··· ENTRIES SUPPLIED ···

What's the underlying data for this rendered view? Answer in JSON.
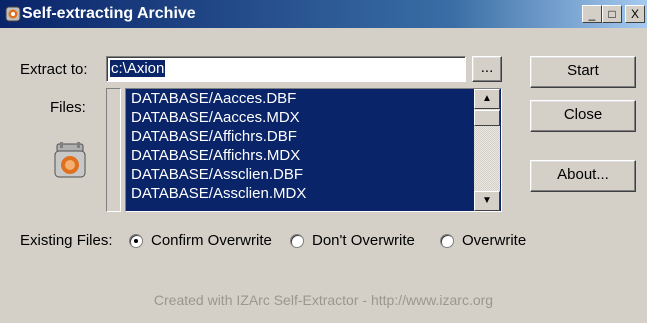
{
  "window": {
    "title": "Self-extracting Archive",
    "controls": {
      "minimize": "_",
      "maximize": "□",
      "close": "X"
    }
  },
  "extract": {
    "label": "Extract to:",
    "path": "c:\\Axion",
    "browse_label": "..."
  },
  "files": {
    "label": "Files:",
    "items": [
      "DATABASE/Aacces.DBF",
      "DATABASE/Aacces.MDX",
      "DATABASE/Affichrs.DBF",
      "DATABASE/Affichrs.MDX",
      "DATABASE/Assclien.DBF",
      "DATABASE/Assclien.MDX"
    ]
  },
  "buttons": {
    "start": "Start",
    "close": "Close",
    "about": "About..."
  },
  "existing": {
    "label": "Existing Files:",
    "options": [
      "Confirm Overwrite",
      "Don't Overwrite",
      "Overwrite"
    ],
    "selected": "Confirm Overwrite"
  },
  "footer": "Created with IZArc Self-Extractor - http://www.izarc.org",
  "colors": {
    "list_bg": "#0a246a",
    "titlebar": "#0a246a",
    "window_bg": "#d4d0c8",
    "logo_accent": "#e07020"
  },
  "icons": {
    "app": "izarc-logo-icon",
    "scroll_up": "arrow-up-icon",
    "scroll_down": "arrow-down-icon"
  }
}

···

* [AIM] All the records need to be repeated exactly, with the images dropped.

* [SOLUTION TO THE EXERCISE]
What's the underlying data for this rendered view? Answer in JSON.
{
  "window": {
    "title": "Self-extracting Archive",
    "controls": {
      "minimize": "_",
      "maximize": "□",
      "close": "X"
    }
  },
  "extract": {
    "label": "Extract to:",
    "path": "c:\\Axion",
    "browse_label": "..."
  },
  "files": {
    "label": "Files:",
    "items": [
      "DATABASE/Aacces.DBF",
      "DATABASE/Aacces.MDX",
      "DATABASE/Affichrs.DBF",
      "DATABASE/Affichrs.MDX",
      "DATABASE/Assclien.DBF",
      "DATABASE/Assclien.MDX"
    ]
  },
  "buttons": {
    "start": "Start",
    "close": "Close",
    "about": "About..."
  },
  "existing": {
    "label": "Existing Files:",
    "options": [
      "Confirm Overwrite",
      "Don't Overwrite",
      "Overwrite"
    ],
    "selected": "Confirm Overwrite"
  },
  "footer": "Created with IZArc Self-Extractor - http://www.izarc.org",
  "colors": {
    "list_bg": "#0a246a",
    "titlebar": "#0a246a",
    "window_bg": "#d4d0c8",
    "logo_accent": "#e07020"
  },
  "icons": {
    "app": "izarc-logo-icon",
    "scroll_up": "arrow-up-icon",
    "scroll_down": "arrow-down-icon"
  }
}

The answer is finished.